= Stated task =
Output every entry exactly as written.

= Input records =
________________________________________
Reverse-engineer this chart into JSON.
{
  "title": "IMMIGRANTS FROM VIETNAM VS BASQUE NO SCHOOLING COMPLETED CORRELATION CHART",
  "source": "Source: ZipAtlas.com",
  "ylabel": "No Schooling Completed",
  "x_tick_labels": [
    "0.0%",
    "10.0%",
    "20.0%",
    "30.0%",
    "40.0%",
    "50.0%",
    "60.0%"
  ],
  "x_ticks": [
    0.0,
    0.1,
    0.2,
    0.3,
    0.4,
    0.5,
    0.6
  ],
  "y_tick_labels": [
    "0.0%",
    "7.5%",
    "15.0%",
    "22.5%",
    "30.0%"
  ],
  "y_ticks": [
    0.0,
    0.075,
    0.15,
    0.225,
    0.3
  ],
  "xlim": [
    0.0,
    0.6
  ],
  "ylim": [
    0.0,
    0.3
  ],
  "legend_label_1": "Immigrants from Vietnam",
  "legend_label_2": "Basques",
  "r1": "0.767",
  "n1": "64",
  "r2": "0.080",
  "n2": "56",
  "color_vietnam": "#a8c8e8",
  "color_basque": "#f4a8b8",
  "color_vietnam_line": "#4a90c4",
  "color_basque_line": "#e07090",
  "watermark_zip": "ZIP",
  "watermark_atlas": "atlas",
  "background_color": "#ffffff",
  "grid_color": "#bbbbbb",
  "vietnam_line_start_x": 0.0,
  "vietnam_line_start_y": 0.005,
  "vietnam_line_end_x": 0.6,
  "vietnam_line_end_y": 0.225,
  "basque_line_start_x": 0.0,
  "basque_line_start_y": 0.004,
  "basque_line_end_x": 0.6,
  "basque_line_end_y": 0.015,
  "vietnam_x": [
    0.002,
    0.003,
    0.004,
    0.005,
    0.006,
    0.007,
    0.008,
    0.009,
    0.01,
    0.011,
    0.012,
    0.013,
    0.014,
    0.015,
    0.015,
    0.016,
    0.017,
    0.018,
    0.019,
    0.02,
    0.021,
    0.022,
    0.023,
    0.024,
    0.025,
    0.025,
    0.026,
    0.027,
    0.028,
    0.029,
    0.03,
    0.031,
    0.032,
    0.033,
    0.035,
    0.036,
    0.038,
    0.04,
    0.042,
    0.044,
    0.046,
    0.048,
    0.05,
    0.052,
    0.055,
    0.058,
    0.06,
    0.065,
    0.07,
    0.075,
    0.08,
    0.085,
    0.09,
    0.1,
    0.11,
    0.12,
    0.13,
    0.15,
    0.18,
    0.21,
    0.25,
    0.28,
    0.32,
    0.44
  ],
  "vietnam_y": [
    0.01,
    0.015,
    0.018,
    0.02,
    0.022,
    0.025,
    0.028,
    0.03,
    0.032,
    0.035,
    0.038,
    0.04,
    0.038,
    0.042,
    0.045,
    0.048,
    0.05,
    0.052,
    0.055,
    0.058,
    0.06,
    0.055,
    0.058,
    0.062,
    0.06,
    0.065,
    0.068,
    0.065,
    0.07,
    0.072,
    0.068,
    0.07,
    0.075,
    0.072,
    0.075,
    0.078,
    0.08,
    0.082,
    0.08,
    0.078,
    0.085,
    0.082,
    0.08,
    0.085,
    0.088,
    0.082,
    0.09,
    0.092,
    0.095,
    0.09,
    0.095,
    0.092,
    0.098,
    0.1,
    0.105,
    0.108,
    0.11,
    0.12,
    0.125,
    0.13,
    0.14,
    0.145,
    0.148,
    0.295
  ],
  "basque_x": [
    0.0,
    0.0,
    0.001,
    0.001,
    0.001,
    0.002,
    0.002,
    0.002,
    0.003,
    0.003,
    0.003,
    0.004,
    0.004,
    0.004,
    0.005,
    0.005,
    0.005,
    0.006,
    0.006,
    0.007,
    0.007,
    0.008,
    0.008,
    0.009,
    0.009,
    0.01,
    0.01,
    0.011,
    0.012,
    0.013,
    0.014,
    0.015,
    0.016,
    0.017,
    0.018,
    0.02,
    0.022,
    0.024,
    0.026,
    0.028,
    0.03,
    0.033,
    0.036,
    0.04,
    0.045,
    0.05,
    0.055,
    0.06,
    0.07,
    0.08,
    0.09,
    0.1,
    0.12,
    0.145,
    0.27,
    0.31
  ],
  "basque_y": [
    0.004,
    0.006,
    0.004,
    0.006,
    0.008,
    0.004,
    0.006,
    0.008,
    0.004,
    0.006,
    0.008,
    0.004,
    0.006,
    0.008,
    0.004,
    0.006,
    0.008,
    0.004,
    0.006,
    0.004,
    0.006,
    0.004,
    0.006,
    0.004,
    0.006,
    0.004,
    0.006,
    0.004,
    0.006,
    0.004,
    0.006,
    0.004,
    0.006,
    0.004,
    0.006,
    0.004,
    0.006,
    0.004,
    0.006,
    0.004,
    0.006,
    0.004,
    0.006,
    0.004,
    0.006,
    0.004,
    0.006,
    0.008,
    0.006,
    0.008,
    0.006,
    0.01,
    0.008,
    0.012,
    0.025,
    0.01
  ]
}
________________________________________
= Exercise output =
Reverse-engineer this chart into JSON.
{
  "title": "IMMIGRANTS FROM VIETNAM VS BASQUE NO SCHOOLING COMPLETED CORRELATION CHART",
  "source": "Source: ZipAtlas.com",
  "ylabel": "No Schooling Completed",
  "x_tick_labels": [
    "0.0%",
    "10.0%",
    "20.0%",
    "30.0%",
    "40.0%",
    "50.0%",
    "60.0%"
  ],
  "x_ticks": [
    0.0,
    0.1,
    0.2,
    0.3,
    0.4,
    0.5,
    0.6
  ],
  "y_tick_labels": [
    "0.0%",
    "7.5%",
    "15.0%",
    "22.5%",
    "30.0%"
  ],
  "y_ticks": [
    0.0,
    0.075,
    0.15,
    0.225,
    0.3
  ],
  "xlim": [
    0.0,
    0.6
  ],
  "ylim": [
    0.0,
    0.3
  ],
  "legend_label_1": "Immigrants from Vietnam",
  "legend_label_2": "Basques",
  "r1": "0.767",
  "n1": "64",
  "r2": "0.080",
  "n2": "56",
  "color_vietnam": "#a8c8e8",
  "color_basque": "#f4a8b8",
  "color_vietnam_line": "#4a90c4",
  "color_basque_line": "#e07090",
  "watermark_zip": "ZIP",
  "watermark_atlas": "atlas",
  "background_color": "#ffffff",
  "grid_color": "#bbbbbb",
  "vietnam_line_start_x": 0.0,
  "vietnam_line_start_y": 0.005,
  "vietnam_line_end_x": 0.6,
  "vietnam_line_end_y": 0.225,
  "basque_line_start_x": 0.0,
  "basque_line_start_y": 0.004,
  "basque_line_end_x": 0.6,
  "basque_line_end_y": 0.015,
  "vietnam_x": [
    0.002,
    0.003,
    0.004,
    0.005,
    0.006,
    0.007,
    0.008,
    0.009,
    0.01,
    0.011,
    0.012,
    0.013,
    0.014,
    0.015,
    0.015,
    0.016,
    0.017,
    0.018,
    0.019,
    0.02,
    0.021,
    0.022,
    0.023,
    0.024,
    0.025,
    0.025,
    0.026,
    0.027,
    0.028,
    0.029,
    0.03,
    0.031,
    0.032,
    0.033,
    0.035,
    0.036,
    0.038,
    0.04,
    0.042,
    0.044,
    0.046,
    0.048,
    0.05,
    0.052,
    0.055,
    0.058,
    0.06,
    0.065,
    0.07,
    0.075,
    0.08,
    0.085,
    0.09,
    0.1,
    0.11,
    0.12,
    0.13,
    0.15,
    0.18,
    0.21,
    0.25,
    0.28,
    0.32,
    0.44
  ],
  "vietnam_y": [
    0.01,
    0.015,
    0.018,
    0.02,
    0.022,
    0.025,
    0.028,
    0.03,
    0.032,
    0.035,
    0.038,
    0.04,
    0.038,
    0.042,
    0.045,
    0.048,
    0.05,
    0.052,
    0.055,
    0.058,
    0.06,
    0.055,
    0.058,
    0.062,
    0.06,
    0.065,
    0.068,
    0.065,
    0.07,
    0.072,
    0.068,
    0.07,
    0.075,
    0.072,
    0.075,
    0.078,
    0.08,
    0.082,
    0.08,
    0.078,
    0.085,
    0.082,
    0.08,
    0.085,
    0.088,
    0.082,
    0.09,
    0.092,
    0.095,
    0.09,
    0.095,
    0.092,
    0.098,
    0.1,
    0.105,
    0.108,
    0.11,
    0.12,
    0.125,
    0.13,
    0.14,
    0.145,
    0.148,
    0.295
  ],
  "basque_x": [
    0.0,
    0.0,
    0.001,
    0.001,
    0.001,
    0.002,
    0.002,
    0.002,
    0.003,
    0.003,
    0.003,
    0.004,
    0.004,
    0.004,
    0.005,
    0.005,
    0.005,
    0.006,
    0.006,
    0.007,
    0.007,
    0.008,
    0.008,
    0.009,
    0.009,
    0.01,
    0.01,
    0.011,
    0.012,
    0.013,
    0.014,
    0.015,
    0.016,
    0.017,
    0.018,
    0.02,
    0.022,
    0.024,
    0.026,
    0.028,
    0.03,
    0.033,
    0.036,
    0.04,
    0.045,
    0.05,
    0.055,
    0.06,
    0.07,
    0.08,
    0.09,
    0.1,
    0.12,
    0.145,
    0.27,
    0.31
  ],
  "basque_y": [
    0.004,
    0.006,
    0.004,
    0.006,
    0.008,
    0.004,
    0.006,
    0.008,
    0.004,
    0.006,
    0.008,
    0.004,
    0.006,
    0.008,
    0.004,
    0.006,
    0.008,
    0.004,
    0.006,
    0.004,
    0.006,
    0.004,
    0.006,
    0.004,
    0.006,
    0.004,
    0.006,
    0.004,
    0.006,
    0.004,
    0.006,
    0.004,
    0.006,
    0.004,
    0.006,
    0.004,
    0.006,
    0.004,
    0.006,
    0.004,
    0.006,
    0.004,
    0.006,
    0.004,
    0.006,
    0.004,
    0.006,
    0.008,
    0.006,
    0.008,
    0.006,
    0.01,
    0.008,
    0.012,
    0.025,
    0.01
  ]
}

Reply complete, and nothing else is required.